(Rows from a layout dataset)
-----
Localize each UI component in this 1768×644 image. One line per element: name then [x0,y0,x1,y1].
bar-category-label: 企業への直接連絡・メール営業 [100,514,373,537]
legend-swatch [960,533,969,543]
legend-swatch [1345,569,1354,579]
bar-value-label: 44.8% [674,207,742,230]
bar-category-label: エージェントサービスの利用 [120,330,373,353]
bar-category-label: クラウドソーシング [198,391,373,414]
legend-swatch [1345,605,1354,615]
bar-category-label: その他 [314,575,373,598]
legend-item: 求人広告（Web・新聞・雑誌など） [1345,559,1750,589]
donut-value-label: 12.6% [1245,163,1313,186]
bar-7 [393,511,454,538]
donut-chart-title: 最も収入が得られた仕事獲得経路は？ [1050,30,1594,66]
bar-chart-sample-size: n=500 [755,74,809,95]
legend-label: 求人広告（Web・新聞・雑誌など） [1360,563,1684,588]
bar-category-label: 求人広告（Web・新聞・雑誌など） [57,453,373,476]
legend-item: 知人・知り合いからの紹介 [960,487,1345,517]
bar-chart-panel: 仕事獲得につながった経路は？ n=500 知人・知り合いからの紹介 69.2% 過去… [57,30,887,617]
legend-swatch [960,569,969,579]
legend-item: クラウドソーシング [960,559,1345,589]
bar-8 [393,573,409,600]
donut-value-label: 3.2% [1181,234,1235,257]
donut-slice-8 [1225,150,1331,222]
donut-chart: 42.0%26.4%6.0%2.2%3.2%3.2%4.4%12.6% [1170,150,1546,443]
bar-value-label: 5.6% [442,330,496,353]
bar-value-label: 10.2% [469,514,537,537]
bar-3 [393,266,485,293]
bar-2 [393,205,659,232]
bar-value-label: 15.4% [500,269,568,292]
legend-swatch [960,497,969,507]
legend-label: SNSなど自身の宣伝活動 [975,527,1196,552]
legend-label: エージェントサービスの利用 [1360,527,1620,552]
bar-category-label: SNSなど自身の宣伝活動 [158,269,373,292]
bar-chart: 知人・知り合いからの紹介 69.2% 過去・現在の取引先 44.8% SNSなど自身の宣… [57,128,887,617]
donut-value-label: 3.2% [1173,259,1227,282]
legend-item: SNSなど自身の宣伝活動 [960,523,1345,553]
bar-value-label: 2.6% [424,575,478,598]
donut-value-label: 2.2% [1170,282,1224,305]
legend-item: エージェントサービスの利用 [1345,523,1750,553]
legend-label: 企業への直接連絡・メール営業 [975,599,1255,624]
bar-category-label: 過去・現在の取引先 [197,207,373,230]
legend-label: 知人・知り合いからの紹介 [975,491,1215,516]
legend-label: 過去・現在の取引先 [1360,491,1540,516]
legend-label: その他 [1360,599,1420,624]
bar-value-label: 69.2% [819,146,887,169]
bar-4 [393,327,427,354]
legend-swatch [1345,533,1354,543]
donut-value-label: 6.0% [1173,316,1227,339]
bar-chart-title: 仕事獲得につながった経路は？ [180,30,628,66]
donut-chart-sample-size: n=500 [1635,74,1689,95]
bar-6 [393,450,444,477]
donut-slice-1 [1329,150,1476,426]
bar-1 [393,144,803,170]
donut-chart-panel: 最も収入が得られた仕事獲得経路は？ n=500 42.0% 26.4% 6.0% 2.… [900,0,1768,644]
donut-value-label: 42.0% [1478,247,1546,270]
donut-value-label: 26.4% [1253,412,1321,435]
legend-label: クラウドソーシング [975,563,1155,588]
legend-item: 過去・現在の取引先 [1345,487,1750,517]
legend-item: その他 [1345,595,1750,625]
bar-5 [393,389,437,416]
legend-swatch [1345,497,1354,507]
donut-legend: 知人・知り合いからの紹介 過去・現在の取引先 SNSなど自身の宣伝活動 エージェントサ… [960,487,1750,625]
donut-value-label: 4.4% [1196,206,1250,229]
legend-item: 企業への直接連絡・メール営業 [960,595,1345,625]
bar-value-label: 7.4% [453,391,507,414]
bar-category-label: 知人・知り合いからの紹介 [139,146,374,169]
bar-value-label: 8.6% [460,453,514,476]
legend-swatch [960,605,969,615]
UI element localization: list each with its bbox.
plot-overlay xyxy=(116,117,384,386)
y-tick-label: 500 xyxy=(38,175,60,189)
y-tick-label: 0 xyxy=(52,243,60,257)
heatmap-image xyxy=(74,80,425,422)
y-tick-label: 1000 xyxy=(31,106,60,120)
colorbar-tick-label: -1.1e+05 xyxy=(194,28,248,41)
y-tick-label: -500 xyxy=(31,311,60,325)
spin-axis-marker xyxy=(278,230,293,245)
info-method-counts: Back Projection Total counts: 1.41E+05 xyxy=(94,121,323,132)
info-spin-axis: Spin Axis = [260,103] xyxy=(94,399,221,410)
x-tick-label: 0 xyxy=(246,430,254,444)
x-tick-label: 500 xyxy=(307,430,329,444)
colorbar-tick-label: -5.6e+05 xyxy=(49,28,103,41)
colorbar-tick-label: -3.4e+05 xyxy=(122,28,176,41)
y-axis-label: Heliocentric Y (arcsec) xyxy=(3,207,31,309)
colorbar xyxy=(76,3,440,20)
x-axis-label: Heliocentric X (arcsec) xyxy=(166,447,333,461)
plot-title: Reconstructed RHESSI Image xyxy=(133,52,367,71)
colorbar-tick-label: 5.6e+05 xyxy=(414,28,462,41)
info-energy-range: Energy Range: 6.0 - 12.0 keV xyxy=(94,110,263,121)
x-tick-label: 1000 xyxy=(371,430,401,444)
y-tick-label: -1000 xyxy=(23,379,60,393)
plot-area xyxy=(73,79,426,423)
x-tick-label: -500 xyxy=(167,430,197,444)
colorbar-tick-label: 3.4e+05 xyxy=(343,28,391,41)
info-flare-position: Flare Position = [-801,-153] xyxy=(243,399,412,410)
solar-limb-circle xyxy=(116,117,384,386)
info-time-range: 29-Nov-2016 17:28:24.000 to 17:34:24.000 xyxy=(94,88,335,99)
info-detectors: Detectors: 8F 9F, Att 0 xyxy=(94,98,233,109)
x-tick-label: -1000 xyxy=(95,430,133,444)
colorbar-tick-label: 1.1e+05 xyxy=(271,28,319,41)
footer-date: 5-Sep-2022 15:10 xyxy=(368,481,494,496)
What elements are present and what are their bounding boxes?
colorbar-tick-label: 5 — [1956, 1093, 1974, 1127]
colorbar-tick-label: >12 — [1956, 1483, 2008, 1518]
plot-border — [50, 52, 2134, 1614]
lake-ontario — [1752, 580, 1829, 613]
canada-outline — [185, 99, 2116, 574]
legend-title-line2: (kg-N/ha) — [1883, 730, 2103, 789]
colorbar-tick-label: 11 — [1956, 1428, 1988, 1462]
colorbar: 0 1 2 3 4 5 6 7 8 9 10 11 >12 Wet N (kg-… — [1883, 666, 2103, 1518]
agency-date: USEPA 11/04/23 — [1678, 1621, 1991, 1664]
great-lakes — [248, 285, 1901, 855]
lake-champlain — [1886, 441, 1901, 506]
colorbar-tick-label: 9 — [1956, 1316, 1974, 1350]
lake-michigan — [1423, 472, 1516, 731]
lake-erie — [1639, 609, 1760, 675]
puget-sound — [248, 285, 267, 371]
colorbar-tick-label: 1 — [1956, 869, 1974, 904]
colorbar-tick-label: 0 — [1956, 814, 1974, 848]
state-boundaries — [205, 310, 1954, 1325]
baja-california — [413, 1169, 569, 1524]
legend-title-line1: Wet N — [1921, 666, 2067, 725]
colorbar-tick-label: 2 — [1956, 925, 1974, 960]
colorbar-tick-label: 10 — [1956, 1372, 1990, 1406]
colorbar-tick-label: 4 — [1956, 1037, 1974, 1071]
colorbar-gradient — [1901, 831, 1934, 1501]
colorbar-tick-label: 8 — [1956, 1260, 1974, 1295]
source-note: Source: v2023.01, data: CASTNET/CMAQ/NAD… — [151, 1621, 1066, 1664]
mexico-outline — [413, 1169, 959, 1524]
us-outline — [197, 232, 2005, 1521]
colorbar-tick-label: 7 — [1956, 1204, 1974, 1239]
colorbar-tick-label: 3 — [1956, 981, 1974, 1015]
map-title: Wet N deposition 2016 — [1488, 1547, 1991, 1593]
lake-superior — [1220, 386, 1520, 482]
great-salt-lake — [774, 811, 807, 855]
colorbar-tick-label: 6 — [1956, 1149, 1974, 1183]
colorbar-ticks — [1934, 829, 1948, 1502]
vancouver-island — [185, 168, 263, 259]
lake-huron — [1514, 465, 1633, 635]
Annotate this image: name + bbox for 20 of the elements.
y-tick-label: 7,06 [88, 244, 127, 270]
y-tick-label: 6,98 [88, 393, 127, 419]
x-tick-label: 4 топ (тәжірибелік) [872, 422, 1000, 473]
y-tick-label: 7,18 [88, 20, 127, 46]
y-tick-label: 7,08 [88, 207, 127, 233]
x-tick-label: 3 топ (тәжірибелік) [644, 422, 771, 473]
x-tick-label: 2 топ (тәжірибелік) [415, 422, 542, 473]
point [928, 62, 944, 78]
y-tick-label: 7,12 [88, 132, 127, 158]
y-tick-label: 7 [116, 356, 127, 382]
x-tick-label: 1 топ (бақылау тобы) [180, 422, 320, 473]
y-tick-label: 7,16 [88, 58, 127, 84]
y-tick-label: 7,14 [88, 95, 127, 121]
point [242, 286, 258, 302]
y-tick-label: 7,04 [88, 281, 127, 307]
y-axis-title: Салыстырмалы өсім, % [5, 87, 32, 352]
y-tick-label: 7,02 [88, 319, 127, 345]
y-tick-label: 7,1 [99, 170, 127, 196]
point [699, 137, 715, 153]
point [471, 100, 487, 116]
-----
_Directive:_
Copy the lines from the start of the records through the line with "bar-value-label: 44.8% [674,207,742,230]", replacing "legend-swatch" with "legend-marker" and keeping everything else the same.

_Task response:_
Localize each UI component in this 1768×644 image. One line per element: name then [x0,y0,x1,y1].
bar-category-label: 企業への直接連絡・メール営業 [100,514,373,537]
legend-marker [960,533,969,543]
legend-marker [1345,569,1354,579]
bar-value-label: 44.8% [674,207,742,230]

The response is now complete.